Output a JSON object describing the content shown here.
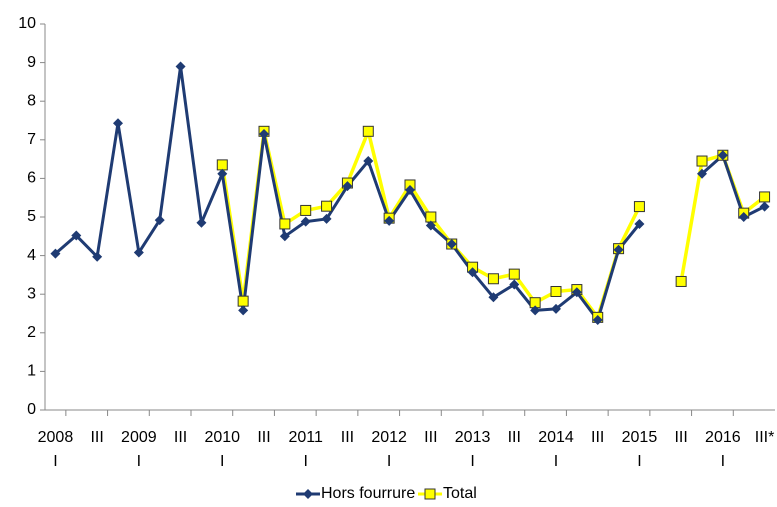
{
  "chart_data": {
    "type": "line",
    "categories": [
      [
        "2008",
        "I"
      ],
      null,
      [
        "III"
      ],
      null,
      [
        "2009",
        "I"
      ],
      null,
      [
        "III"
      ],
      null,
      [
        "2010",
        "I"
      ],
      null,
      [
        "III"
      ],
      null,
      [
        "2011",
        "I"
      ],
      null,
      [
        "III"
      ],
      null,
      [
        "2012",
        "I"
      ],
      null,
      [
        "III"
      ],
      null,
      [
        "2013",
        "I"
      ],
      null,
      [
        "III"
      ],
      null,
      [
        "2014",
        "I"
      ],
      null,
      [
        "III"
      ],
      null,
      [
        "2015",
        "I"
      ],
      null,
      [
        "III"
      ],
      null,
      [
        "2016",
        "I"
      ],
      null,
      [
        "III*"
      ]
    ],
    "series": [
      {
        "name": "Hors fourrure",
        "color": "#1f3b73",
        "marker": "diamond",
        "values": [
          4.05,
          4.52,
          3.97,
          7.43,
          4.08,
          4.92,
          8.9,
          4.85,
          6.12,
          2.58,
          7.15,
          4.5,
          4.88,
          4.95,
          5.8,
          6.45,
          4.9,
          5.7,
          4.78,
          4.3,
          3.57,
          2.92,
          3.25,
          2.58,
          2.62,
          3.05,
          2.33,
          4.15,
          4.82,
          null,
          null,
          6.12,
          6.6,
          5.0,
          5.27
        ]
      },
      {
        "name": "Total",
        "color": "#ffff00",
        "marker": "square",
        "values": [
          null,
          null,
          null,
          null,
          null,
          null,
          null,
          null,
          6.35,
          2.82,
          7.22,
          4.82,
          5.17,
          5.28,
          5.88,
          7.22,
          4.97,
          5.83,
          5.0,
          4.3,
          3.7,
          3.4,
          3.52,
          2.78,
          3.07,
          3.12,
          2.4,
          4.18,
          5.27,
          null,
          3.33,
          6.45,
          6.6,
          5.1,
          5.52
        ]
      }
    ],
    "ylim": [
      0,
      10
    ],
    "yticks": [
      0,
      1,
      2,
      3,
      4,
      5,
      6,
      7,
      8,
      9,
      10
    ],
    "grid": false,
    "legend": "bottom"
  }
}
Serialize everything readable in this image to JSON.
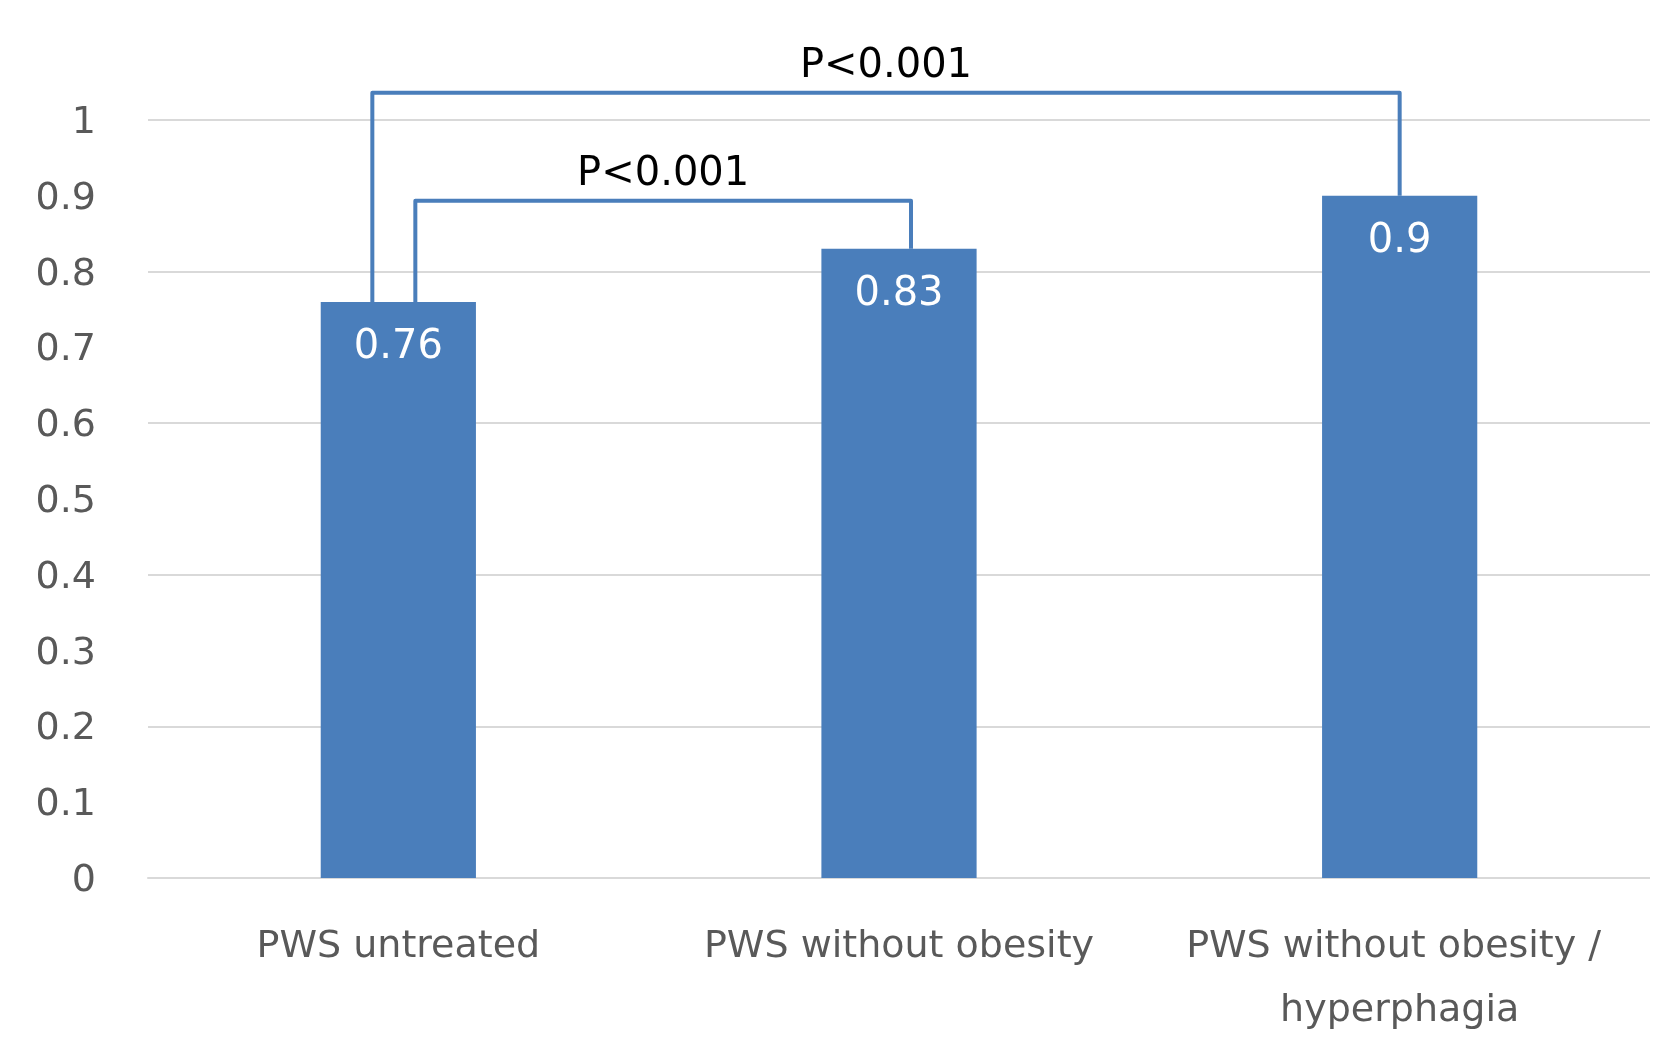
{
  "chart_data": {
    "type": "bar",
    "categories": [
      "PWS untreated",
      "PWS without obesity",
      "PWS without obesity / hyperphagia"
    ],
    "values": [
      0.76,
      0.83,
      0.9
    ],
    "color": "#4a7ebb",
    "ylim": [
      0,
      1
    ],
    "yticks": [
      0,
      0.1,
      0.2,
      0.3,
      0.4,
      0.5,
      0.6,
      0.7,
      0.8,
      0.9,
      1
    ],
    "grid": "y",
    "data_labels": true,
    "annotations": [
      "P<0.001",
      "P<0.001"
    ]
  }
}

■ ■ ■ ■ ■

## What to produce
Each line from the one that contains "Serialize everything readable" through the end of the records should be restated exactly; include both end lines and leave any pictures out.

## Task solution
Serialize everything readable in this image to JSON.
{
  "chart_data": {
    "type": "bar",
    "categories": [
      "PWS untreated",
      "PWS without obesity",
      "PWS without obesity / hyperphagia"
    ],
    "values": [
      0.76,
      0.83,
      0.9
    ],
    "color": "#4a7ebb",
    "ylim": [
      0,
      1
    ],
    "yticks": [
      0,
      0.1,
      0.2,
      0.3,
      0.4,
      0.5,
      0.6,
      0.7,
      0.8,
      0.9,
      1
    ],
    "grid": "y",
    "data_labels": true,
    "annotations": [
      "P<0.001",
      "P<0.001"
    ]
  }
}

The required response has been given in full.